* WRITTEN INSTRUCTION *
Copy each line in the data that includes the word "février".
** Start RECORDS SUPPLIED **
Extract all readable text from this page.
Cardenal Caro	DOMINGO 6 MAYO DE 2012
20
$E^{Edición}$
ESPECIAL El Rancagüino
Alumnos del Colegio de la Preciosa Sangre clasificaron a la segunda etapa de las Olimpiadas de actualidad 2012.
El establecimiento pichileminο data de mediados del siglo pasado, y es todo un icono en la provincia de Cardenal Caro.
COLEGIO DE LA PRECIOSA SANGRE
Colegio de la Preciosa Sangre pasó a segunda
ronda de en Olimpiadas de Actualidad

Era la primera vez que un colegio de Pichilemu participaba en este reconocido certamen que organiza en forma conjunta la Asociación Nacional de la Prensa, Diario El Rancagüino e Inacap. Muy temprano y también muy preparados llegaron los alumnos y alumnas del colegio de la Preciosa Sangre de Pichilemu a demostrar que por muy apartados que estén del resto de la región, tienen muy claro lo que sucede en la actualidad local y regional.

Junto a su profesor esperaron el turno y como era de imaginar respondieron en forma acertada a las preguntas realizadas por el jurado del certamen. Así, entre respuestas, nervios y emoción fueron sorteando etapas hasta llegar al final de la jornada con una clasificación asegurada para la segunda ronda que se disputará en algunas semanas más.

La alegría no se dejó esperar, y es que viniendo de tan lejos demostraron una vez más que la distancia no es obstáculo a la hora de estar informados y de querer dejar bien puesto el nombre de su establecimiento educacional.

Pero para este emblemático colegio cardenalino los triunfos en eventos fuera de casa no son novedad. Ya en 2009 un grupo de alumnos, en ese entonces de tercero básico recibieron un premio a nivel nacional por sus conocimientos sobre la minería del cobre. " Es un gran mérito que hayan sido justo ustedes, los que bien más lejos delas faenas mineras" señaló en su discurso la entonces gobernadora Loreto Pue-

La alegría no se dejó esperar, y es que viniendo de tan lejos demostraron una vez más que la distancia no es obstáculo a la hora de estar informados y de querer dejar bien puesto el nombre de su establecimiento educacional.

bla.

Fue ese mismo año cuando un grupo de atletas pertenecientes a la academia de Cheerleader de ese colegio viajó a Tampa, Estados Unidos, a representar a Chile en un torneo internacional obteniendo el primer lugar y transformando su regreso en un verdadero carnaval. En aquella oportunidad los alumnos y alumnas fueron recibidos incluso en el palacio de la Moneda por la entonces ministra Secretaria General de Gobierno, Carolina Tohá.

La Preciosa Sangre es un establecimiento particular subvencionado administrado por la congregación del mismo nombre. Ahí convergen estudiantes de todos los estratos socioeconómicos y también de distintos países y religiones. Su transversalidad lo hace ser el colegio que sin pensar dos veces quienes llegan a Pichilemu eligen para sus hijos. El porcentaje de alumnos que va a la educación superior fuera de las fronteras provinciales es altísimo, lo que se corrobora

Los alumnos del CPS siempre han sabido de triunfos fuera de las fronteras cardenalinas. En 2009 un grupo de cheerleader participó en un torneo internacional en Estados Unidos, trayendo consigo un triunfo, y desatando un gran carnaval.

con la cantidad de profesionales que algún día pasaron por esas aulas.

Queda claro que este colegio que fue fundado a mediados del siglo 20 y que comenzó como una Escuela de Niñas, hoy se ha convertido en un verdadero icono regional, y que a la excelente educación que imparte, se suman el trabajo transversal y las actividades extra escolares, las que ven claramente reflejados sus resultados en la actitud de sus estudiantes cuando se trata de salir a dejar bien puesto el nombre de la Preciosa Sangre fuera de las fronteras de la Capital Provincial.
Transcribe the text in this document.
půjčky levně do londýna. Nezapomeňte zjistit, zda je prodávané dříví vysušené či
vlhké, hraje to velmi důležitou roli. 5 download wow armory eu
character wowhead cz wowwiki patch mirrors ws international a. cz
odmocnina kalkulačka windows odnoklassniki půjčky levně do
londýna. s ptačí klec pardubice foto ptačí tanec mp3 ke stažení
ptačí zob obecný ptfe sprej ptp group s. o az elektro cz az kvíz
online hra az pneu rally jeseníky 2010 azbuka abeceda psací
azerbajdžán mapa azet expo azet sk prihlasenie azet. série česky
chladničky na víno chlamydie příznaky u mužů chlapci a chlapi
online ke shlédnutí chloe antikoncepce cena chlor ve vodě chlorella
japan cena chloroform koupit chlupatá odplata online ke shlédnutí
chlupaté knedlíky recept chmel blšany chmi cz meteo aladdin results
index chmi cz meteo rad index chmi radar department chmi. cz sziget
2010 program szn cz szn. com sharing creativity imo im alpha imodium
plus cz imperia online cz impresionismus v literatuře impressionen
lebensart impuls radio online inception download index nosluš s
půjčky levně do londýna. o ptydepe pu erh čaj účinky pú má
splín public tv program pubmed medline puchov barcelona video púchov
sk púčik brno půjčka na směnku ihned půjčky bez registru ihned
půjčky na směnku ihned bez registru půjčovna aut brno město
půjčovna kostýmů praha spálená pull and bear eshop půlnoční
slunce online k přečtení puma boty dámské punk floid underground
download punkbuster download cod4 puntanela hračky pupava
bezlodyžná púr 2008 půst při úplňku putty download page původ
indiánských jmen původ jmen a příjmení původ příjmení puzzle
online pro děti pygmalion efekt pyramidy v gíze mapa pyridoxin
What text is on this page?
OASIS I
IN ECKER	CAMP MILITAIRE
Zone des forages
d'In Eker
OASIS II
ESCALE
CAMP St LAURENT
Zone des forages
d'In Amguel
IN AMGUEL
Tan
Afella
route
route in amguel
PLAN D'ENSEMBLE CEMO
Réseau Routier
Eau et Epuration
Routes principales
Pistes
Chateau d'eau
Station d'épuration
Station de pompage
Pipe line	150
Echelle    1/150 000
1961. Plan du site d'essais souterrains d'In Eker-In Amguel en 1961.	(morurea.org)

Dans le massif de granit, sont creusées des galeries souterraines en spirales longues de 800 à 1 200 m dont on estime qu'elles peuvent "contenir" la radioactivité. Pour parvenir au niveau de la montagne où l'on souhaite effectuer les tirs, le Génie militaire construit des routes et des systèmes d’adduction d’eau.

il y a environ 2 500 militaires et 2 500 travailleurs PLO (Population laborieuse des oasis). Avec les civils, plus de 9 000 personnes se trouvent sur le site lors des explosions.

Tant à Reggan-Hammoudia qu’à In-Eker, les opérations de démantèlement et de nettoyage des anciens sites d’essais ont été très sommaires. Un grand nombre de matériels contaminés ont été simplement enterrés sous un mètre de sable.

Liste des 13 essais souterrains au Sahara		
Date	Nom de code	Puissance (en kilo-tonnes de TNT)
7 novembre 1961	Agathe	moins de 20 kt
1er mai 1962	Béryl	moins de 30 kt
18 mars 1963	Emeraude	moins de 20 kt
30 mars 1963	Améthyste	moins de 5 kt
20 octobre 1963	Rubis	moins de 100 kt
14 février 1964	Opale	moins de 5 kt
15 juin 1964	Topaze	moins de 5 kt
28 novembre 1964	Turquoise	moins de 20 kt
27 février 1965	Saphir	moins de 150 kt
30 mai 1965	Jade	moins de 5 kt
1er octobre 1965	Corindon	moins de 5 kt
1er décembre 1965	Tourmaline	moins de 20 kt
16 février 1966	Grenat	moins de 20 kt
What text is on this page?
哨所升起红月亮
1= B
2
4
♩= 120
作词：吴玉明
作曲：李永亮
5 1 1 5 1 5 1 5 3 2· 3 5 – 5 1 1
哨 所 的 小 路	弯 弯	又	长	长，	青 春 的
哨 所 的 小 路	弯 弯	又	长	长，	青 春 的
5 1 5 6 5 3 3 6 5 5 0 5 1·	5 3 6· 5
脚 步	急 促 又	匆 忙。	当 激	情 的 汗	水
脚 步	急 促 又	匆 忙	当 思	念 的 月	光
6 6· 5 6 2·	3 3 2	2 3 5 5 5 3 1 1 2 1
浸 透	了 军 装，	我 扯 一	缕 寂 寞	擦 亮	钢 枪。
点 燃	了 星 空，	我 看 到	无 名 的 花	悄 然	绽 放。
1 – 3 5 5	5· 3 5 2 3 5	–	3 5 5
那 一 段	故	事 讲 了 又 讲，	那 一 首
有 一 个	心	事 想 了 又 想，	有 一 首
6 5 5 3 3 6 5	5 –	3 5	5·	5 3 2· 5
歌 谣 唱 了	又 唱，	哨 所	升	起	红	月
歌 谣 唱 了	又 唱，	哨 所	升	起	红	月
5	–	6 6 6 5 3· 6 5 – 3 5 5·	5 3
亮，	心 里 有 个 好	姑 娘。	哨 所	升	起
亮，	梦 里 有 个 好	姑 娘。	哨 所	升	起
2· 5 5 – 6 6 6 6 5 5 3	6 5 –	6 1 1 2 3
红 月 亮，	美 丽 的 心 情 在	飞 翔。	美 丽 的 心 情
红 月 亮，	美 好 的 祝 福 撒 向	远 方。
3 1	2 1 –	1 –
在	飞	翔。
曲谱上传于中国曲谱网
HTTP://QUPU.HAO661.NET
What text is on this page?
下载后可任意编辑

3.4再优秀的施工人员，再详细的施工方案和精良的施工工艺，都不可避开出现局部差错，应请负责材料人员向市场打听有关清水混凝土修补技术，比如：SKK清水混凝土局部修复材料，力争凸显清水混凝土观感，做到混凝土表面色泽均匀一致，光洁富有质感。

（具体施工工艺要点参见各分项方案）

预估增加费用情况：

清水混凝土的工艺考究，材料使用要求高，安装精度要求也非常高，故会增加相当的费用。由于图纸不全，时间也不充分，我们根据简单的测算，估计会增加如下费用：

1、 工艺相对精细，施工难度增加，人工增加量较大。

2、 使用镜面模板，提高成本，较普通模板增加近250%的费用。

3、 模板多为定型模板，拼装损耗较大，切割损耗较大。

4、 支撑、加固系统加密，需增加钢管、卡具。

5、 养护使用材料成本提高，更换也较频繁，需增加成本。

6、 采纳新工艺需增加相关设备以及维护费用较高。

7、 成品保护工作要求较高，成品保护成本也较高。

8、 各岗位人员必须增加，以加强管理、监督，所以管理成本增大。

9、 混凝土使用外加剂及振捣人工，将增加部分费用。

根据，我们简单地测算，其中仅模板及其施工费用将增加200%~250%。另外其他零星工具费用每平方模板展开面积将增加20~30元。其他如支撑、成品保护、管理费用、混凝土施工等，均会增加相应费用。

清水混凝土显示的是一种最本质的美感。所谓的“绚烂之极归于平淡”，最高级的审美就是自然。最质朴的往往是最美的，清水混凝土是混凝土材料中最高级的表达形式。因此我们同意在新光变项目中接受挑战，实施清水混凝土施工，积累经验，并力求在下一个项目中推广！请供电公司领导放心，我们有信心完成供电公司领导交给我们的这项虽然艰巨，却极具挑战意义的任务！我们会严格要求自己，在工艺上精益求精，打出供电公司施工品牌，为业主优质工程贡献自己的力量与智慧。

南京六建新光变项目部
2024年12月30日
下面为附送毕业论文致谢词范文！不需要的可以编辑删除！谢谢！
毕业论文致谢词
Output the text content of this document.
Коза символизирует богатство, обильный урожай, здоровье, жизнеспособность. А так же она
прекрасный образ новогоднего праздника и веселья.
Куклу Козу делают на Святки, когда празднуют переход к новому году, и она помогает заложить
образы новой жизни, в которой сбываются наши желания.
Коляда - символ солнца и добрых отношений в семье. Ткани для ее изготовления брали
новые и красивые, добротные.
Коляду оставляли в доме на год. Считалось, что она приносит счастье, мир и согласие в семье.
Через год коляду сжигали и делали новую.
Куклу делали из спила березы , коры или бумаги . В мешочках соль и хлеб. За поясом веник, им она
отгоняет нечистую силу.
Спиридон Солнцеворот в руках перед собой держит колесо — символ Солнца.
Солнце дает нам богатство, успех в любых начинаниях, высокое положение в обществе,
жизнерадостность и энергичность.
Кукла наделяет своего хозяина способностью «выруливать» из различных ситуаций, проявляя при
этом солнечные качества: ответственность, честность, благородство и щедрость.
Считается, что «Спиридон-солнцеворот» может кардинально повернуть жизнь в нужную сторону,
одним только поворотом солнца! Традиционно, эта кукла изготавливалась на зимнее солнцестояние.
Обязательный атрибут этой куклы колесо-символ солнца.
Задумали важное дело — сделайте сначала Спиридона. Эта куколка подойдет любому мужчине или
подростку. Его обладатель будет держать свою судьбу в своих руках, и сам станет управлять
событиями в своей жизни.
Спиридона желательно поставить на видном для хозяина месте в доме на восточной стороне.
** End RECORDS SUPPLIED **
* PROBLEM SOLUTION *
14 février 1964	Opale	moins de 5 kt
27 février 1965	Saphir	moins de 150 kt
16 février 1966	Grenat	moins de 20 kt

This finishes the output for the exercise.